◆ **Aim of the task**: Copy out all lines that hold "JSON".

+++ Material provided +++

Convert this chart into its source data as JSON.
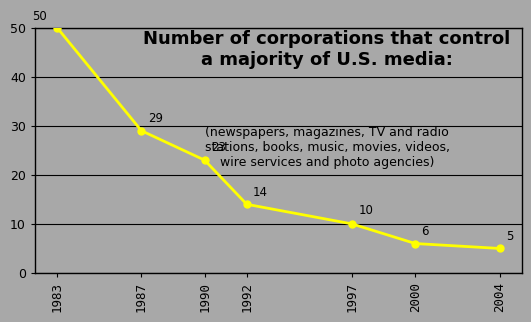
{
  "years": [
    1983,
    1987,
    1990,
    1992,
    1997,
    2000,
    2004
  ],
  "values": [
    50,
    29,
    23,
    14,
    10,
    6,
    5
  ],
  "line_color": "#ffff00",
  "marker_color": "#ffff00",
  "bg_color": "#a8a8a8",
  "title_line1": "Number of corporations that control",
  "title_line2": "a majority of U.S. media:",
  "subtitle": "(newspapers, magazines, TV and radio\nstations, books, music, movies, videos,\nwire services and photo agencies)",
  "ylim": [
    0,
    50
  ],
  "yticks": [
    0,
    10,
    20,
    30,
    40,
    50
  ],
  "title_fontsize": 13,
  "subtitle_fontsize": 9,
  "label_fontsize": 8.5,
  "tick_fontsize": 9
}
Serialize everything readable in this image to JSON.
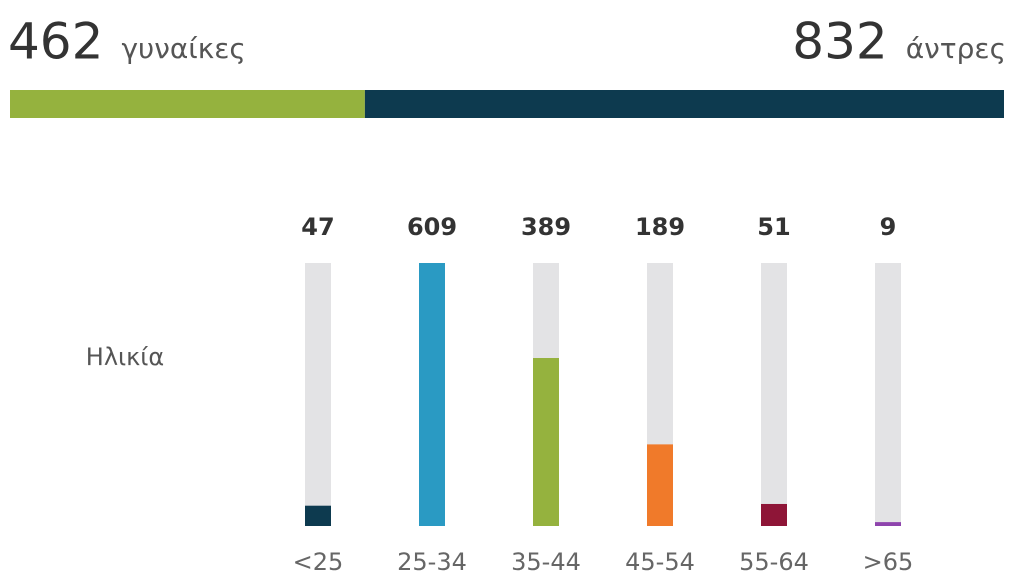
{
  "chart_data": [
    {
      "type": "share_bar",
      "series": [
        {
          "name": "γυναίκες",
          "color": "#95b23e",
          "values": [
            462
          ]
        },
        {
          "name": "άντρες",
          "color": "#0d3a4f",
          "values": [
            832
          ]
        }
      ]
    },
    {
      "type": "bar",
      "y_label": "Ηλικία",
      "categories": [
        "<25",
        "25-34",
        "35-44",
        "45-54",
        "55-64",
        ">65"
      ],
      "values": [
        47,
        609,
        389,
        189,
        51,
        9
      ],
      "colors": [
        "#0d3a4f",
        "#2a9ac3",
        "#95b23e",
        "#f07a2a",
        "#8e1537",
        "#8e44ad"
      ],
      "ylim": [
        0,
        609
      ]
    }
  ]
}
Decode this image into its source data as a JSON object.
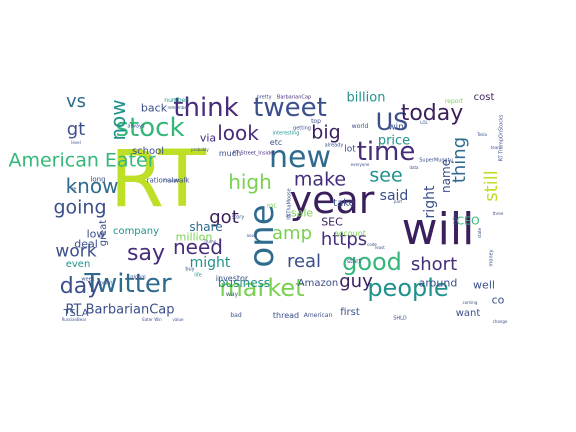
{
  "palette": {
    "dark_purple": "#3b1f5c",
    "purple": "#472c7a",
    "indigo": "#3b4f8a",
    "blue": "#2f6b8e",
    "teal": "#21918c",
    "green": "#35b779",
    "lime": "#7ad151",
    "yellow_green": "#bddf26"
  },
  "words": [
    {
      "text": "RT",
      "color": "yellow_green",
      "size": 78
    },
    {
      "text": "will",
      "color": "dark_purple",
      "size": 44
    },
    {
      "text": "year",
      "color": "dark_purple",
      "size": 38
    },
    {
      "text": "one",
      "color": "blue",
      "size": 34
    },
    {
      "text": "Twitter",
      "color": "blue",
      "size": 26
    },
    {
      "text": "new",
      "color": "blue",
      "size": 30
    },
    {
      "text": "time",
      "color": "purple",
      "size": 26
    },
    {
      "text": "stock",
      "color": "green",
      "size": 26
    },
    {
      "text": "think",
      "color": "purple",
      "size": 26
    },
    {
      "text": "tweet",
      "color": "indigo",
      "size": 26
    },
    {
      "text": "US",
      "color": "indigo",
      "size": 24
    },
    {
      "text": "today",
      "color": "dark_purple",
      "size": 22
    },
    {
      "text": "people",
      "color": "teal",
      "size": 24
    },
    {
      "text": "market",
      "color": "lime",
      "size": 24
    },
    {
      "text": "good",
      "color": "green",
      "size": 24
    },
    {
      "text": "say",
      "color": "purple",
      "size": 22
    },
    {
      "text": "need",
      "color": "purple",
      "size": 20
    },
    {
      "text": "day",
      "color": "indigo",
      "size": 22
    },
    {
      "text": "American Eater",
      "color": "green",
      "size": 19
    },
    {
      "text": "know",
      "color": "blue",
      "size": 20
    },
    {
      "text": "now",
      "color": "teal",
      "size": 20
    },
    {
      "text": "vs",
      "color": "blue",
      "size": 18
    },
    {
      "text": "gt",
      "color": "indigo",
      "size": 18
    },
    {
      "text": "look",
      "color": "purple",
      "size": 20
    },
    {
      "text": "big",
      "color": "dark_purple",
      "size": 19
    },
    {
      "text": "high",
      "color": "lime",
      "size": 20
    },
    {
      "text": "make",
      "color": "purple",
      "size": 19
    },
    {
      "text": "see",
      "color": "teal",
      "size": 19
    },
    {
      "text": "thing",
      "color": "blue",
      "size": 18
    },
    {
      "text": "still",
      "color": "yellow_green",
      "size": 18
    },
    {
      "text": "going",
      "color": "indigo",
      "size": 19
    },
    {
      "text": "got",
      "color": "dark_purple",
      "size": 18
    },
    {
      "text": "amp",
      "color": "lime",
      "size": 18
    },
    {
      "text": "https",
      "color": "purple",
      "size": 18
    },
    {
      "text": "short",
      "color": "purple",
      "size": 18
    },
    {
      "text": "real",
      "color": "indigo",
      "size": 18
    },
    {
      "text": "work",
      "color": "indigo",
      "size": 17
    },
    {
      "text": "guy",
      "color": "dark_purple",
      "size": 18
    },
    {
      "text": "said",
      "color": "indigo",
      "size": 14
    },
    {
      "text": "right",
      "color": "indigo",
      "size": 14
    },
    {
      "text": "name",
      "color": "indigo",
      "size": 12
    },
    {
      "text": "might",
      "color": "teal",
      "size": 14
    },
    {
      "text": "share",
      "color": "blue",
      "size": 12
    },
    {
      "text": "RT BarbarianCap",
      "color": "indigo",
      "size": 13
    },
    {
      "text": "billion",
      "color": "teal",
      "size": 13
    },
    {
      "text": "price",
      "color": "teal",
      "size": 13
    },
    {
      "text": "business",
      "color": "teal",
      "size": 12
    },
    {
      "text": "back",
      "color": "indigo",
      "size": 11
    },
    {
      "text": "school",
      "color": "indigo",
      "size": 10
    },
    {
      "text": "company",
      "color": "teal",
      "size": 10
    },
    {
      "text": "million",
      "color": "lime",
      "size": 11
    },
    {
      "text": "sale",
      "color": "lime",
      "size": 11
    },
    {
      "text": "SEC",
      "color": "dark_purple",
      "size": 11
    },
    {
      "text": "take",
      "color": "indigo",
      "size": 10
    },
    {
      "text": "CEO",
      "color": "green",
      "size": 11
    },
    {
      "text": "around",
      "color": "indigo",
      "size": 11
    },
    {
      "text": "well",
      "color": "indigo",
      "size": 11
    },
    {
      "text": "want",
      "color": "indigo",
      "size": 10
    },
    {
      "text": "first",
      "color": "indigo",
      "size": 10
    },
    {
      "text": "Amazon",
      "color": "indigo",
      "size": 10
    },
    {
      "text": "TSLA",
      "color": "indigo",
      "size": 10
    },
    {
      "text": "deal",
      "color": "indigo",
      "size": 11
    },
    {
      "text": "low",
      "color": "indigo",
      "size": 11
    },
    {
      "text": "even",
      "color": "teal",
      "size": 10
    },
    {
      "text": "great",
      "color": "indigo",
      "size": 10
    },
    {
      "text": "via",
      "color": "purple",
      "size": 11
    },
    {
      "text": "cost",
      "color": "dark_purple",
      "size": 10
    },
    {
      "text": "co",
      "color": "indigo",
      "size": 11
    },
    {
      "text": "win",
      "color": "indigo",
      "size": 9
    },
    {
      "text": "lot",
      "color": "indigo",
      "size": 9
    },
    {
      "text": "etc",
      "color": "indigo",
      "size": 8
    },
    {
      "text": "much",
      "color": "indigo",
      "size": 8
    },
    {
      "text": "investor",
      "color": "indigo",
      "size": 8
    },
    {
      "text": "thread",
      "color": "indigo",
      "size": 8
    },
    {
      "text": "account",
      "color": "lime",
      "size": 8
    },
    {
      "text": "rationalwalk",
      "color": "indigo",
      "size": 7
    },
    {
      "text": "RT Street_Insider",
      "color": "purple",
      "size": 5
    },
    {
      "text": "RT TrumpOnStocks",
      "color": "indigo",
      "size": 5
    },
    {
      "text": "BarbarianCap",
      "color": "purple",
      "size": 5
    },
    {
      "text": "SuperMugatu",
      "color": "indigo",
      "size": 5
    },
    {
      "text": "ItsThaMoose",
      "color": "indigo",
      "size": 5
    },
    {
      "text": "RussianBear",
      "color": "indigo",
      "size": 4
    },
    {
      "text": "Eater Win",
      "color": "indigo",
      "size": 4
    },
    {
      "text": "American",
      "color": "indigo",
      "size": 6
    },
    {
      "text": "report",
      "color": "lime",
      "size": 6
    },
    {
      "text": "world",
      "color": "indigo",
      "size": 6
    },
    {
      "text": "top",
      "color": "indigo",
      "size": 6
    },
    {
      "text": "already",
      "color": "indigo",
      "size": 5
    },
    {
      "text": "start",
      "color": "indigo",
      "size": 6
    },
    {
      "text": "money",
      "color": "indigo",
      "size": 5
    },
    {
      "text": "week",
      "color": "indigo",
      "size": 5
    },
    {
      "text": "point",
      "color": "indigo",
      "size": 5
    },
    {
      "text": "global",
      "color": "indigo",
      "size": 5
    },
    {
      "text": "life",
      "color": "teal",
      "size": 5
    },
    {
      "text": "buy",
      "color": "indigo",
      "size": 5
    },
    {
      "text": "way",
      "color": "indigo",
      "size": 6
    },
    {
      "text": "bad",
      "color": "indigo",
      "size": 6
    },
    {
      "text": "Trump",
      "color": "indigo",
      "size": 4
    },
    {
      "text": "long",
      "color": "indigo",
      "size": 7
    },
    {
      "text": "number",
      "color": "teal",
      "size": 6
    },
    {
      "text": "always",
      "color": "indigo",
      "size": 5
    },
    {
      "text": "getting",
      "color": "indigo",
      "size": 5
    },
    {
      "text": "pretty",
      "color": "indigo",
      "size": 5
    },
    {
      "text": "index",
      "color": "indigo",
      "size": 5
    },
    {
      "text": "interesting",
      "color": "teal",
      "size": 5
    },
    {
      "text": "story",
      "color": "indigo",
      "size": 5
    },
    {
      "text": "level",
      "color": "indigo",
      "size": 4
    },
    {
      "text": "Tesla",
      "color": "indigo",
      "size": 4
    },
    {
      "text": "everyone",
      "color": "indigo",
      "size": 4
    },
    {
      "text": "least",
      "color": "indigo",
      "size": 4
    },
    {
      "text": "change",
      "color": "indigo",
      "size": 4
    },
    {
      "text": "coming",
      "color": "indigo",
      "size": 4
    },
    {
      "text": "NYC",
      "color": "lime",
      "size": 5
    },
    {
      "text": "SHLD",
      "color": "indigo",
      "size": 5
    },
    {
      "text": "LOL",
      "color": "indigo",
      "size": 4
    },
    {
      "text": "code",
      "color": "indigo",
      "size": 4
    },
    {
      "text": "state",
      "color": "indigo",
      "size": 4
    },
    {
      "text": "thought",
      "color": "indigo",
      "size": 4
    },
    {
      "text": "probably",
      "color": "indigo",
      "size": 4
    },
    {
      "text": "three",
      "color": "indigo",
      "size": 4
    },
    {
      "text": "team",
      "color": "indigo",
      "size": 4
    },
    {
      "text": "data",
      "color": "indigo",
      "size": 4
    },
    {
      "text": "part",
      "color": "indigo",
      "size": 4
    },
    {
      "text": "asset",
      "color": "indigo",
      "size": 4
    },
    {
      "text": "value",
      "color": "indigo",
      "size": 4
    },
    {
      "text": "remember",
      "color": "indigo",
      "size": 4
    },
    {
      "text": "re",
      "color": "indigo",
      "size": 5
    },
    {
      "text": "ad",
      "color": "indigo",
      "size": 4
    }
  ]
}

+++

◆ **Final answer**:
Convert this chart into its source data as JSON.
Serialize everything readable in this image to JSON.
Decode this image into its source data as a JSON object.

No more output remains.